Material provided >>
-------

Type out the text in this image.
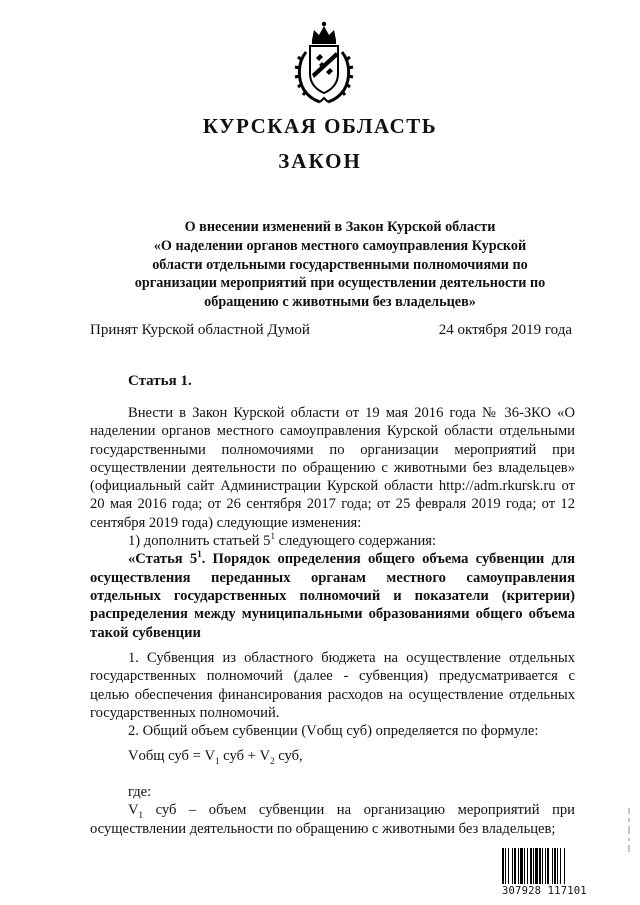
КУРСКАЯ ОБЛАСТЬ
ЗАКОН
О внесении изменений в Закон Курской области
«О наделении органов местного самоуправления Курской
области отдельными государственными полномочиями по
организации мероприятий при осуществлении деятельности по
обращению с животными без владельцев»
Принят Курской областной Думой	24 октября 2019 года
Статья 1.

Внести в Закон Курской области от 19 мая 2016 года № 36-ЗКО «О наделении органов местного самоуправления Курской области отдельными государственными полномочиями по организации мероприятий при осуществлении деятельности по обращению с животными без владельцев» (официальный сайт Администрации Курской области http://adm.rkursk.ru от 20 мая 2016 года; от 26 сентября 2017 года; от 25 февраля 2019 года; от 12 сентября 2019 года) следующие изменения:

1) дополнить статьей $5^1$ следующего содержания:

«Статья $5^1$. Порядок определения общего объема субвенции для осуществления переданных органам местного самоуправления отдельных государственных полномочий и показатели (критерии) распределения между муниципальными образованиями общего объема такой субвенции

1. Субвенция из областного бюджета на осуществление отдельных государственных полномочий (далее - субвенция) предусматривается с целью обеспечения финансирования расходов на осуществление отдельных государственных полномочий.

2. Общий объем субвенции (Vобщ суб) определяется по формуле:

Vобщ суб = $V_1$ суб + $V_2$ суб,

где:

$V_1$ суб – объем субвенции на организацию мероприятий при осуществлении деятельности по обращению с животными без владельцев;

307928 117101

-------

What you have to do >> Reproduce each record above by retyping it exactly; omit all images.

Solution >>
Type out the text in this image.
КУРСКАЯ ОБЛАСТЬ
ЗАКОН
О внесении изменений в Закон Курской области
«О наделении органов местного самоуправления Курской
области отдельными государственными полномочиями по
организации мероприятий при осуществлении деятельности по
обращению с животными без владельцев»
Принят Курской областной Думой	24 октября 2019 года
Статья 1.

Внести в Закон Курской области от 19 мая 2016 года № 36-ЗКО «О наделении органов местного самоуправления Курской области отдельными государственными полномочиями по организации мероприятий при осуществлении деятельности по обращению с животными без владельцев» (официальный сайт Администрации Курской области http://adm.rkursk.ru от 20 мая 2016 года; от 26 сентября 2017 года; от 25 февраля 2019 года; от 12 сентября 2019 года) следующие изменения:

1) дополнить статьей $5^1$ следующего содержания:

«Статья $5^1$. Порядок определения общего объема субвенции для осуществления переданных органам местного самоуправления отдельных государственных полномочий и показатели (критерии) распределения между муниципальными образованиями общего объема такой субвенции

1. Субвенция из областного бюджета на осуществление отдельных государственных полномочий (далее - субвенция) предусматривается с целью обеспечения финансирования расходов на осуществление отдельных государственных полномочий.

2. Общий объем субвенции (Vобщ суб) определяется по формуле:

Vобщ суб = $V_1$ суб + $V_2$ суб,

где:

$V_1$ суб – объем субвенции на организацию мероприятий при осуществлении деятельности по обращению с животными без владельцев;

307928 117101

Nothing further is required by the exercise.